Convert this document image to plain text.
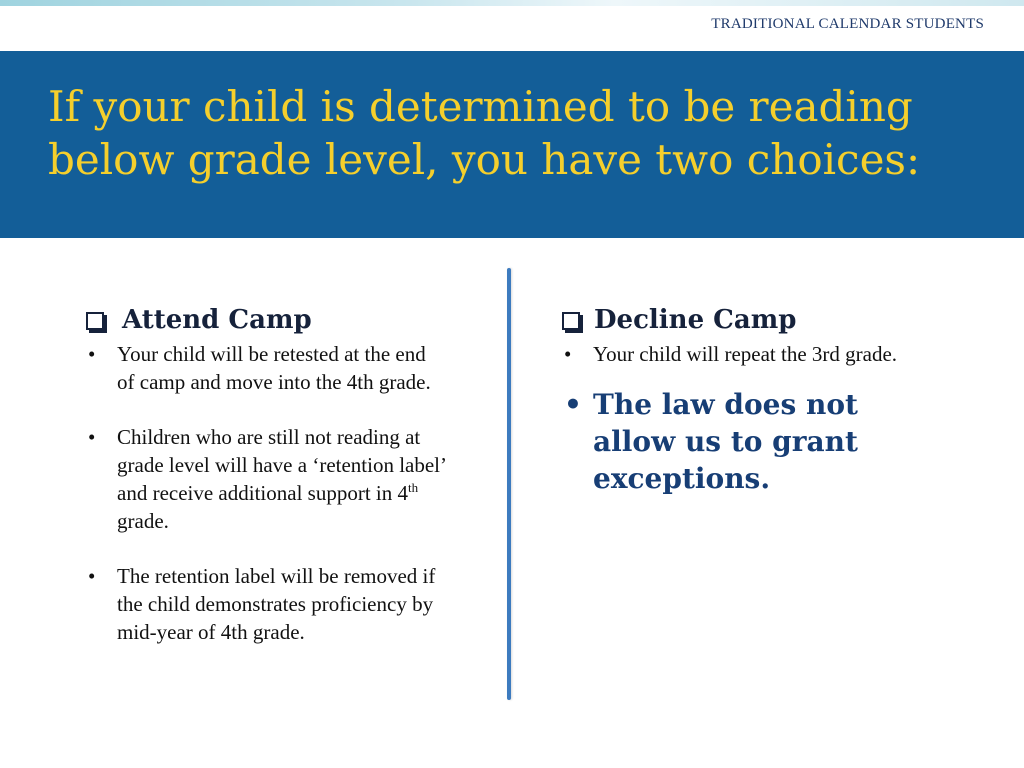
TRADITIONAL CALENDAR STUDENTS
If your child is determined to be reading
below grade level, you have two choices:
Attend Camp
• Your child will be retested at the end of camp and move into the 4th grade.
• Children who are still not reading at grade level will have a ‘retention label’ and receive additional support in 4th grade.
• The retention label will be removed if the child demonstrates proficiency by mid-year of 4th grade.
Decline Camp
• Your child will repeat the 3rd grade.
• The law does not allow us to grant exceptions.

───

Required work: Without the pictures, repeat the listing above exactly.

In response:
Convert this document image to plain text.
TRADITIONAL CALENDAR STUDENTS
If your child is determined to be reading
below grade level, you have two choices:
Attend Camp
• Your child will be retested at the end of camp and move into the 4th grade.
• Children who are still not reading at grade level will have a ‘retention label’ and receive additional support in 4th grade.
• The retention label will be removed if the child demonstrates proficiency by mid-year of 4th grade.
Decline Camp
• Your child will repeat the 3rd grade.
• The law does not allow us to grant exceptions.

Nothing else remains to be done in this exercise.